What is needed
Make an exact transcription of the material, leaving out all images.

Given data
_ _ _ _
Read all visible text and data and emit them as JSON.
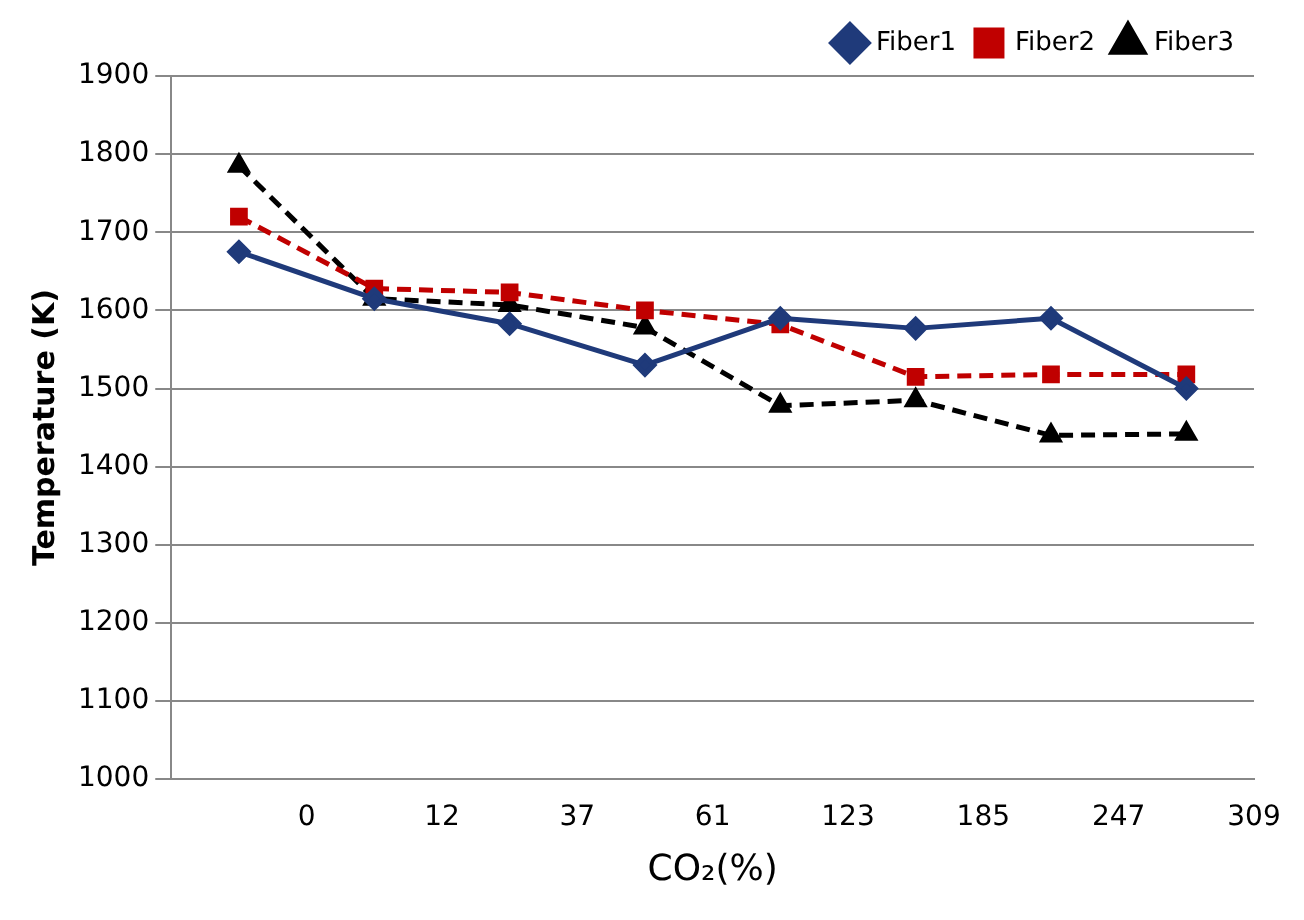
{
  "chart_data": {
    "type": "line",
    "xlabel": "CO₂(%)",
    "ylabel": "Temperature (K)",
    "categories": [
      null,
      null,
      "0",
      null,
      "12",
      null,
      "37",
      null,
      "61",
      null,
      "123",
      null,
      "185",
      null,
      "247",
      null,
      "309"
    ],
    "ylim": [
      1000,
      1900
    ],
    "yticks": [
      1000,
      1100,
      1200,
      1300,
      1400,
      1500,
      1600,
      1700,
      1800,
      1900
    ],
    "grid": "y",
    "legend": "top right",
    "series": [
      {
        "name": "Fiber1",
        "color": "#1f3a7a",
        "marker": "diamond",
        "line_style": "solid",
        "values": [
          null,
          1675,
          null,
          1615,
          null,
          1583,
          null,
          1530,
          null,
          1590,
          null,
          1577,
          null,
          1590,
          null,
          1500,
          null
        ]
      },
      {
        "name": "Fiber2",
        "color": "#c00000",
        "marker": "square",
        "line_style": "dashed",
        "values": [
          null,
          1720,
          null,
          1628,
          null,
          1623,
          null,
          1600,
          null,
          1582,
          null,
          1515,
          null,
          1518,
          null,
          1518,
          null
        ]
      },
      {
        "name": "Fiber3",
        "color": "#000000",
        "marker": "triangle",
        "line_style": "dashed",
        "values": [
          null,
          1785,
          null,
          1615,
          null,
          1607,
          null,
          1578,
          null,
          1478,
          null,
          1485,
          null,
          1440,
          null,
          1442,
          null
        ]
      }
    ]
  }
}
_ _ _ _
Output below
Read all visible text and data and emit them as JSON.
{
  "chart_data": {
    "type": "line",
    "xlabel": "CO₂(%)",
    "ylabel": "Temperature (K)",
    "categories": [
      null,
      null,
      "0",
      null,
      "12",
      null,
      "37",
      null,
      "61",
      null,
      "123",
      null,
      "185",
      null,
      "247",
      null,
      "309"
    ],
    "ylim": [
      1000,
      1900
    ],
    "yticks": [
      1000,
      1100,
      1200,
      1300,
      1400,
      1500,
      1600,
      1700,
      1800,
      1900
    ],
    "grid": "y",
    "legend": "top right",
    "series": [
      {
        "name": "Fiber1",
        "color": "#1f3a7a",
        "marker": "diamond",
        "line_style": "solid",
        "values": [
          null,
          1675,
          null,
          1615,
          null,
          1583,
          null,
          1530,
          null,
          1590,
          null,
          1577,
          null,
          1590,
          null,
          1500,
          null
        ]
      },
      {
        "name": "Fiber2",
        "color": "#c00000",
        "marker": "square",
        "line_style": "dashed",
        "values": [
          null,
          1720,
          null,
          1628,
          null,
          1623,
          null,
          1600,
          null,
          1582,
          null,
          1515,
          null,
          1518,
          null,
          1518,
          null
        ]
      },
      {
        "name": "Fiber3",
        "color": "#000000",
        "marker": "triangle",
        "line_style": "dashed",
        "values": [
          null,
          1785,
          null,
          1615,
          null,
          1607,
          null,
          1578,
          null,
          1478,
          null,
          1485,
          null,
          1440,
          null,
          1442,
          null
        ]
      }
    ]
  }
}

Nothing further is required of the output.